Stored rows —
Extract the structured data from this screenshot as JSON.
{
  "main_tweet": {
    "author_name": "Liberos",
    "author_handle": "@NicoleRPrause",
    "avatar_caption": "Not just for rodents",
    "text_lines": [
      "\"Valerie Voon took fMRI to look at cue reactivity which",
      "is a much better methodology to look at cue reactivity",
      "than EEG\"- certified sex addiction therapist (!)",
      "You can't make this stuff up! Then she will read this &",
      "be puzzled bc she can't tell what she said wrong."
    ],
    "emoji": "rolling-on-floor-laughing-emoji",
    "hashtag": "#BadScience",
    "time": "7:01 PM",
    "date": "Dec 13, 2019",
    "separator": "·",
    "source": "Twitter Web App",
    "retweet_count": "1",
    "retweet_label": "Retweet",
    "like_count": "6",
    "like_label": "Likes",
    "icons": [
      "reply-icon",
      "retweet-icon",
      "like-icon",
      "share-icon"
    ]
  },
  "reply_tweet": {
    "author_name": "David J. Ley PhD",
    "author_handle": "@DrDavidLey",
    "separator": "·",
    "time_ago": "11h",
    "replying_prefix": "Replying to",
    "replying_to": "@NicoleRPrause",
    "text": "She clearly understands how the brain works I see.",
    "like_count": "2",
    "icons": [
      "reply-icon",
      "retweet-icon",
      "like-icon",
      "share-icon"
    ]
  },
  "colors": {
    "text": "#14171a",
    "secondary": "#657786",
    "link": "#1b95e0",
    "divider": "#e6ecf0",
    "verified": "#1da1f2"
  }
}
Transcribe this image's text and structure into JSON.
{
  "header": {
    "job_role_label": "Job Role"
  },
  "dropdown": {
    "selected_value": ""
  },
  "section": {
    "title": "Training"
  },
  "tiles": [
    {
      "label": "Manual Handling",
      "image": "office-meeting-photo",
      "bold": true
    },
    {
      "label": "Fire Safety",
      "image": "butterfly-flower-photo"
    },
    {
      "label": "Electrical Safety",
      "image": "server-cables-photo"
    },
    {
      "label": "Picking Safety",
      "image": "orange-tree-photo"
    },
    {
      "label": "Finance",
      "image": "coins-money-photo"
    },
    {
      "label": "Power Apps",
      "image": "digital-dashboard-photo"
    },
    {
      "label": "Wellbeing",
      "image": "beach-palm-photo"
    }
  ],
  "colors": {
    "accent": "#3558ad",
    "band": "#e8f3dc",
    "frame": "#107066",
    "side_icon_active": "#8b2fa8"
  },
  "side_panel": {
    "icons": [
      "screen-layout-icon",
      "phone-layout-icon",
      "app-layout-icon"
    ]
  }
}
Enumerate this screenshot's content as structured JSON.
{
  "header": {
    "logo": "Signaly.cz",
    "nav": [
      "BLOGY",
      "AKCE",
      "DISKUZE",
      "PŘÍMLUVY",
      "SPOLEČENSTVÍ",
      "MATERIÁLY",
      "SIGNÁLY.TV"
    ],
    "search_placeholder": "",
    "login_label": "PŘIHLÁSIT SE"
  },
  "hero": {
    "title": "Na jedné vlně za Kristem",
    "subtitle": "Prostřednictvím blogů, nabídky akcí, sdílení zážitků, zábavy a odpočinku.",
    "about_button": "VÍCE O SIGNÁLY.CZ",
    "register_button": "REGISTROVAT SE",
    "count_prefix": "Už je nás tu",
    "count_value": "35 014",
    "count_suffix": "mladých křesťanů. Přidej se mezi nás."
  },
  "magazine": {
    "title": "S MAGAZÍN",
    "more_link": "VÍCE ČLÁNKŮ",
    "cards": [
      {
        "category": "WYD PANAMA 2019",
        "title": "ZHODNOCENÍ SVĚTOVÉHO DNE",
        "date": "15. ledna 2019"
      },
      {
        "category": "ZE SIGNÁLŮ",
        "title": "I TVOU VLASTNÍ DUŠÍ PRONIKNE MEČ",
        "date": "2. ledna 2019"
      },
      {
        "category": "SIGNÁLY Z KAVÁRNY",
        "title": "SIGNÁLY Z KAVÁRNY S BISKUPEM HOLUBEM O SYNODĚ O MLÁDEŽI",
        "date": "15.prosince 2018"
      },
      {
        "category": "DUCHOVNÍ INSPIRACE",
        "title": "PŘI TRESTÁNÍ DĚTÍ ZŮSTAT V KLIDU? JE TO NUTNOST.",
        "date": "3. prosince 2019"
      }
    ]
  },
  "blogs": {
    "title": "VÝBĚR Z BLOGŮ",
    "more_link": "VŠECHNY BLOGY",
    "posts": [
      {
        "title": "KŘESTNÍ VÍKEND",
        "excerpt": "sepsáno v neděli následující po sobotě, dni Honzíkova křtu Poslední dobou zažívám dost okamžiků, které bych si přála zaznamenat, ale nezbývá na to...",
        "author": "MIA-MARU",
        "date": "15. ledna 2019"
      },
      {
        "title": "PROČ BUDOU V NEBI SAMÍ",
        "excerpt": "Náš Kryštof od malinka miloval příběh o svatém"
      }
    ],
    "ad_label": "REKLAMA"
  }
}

What to produce —
Search the lines for "KAVÁRNY". Copy each line that has it.

Answer for the task —
        "category": "SIGNÁLY Z KAVÁRNY",
        "title": "SIGNÁLY Z KAVÁRNY S BISKUPEM HOLUBEM O SYNODĚ O MLÁDEŽI",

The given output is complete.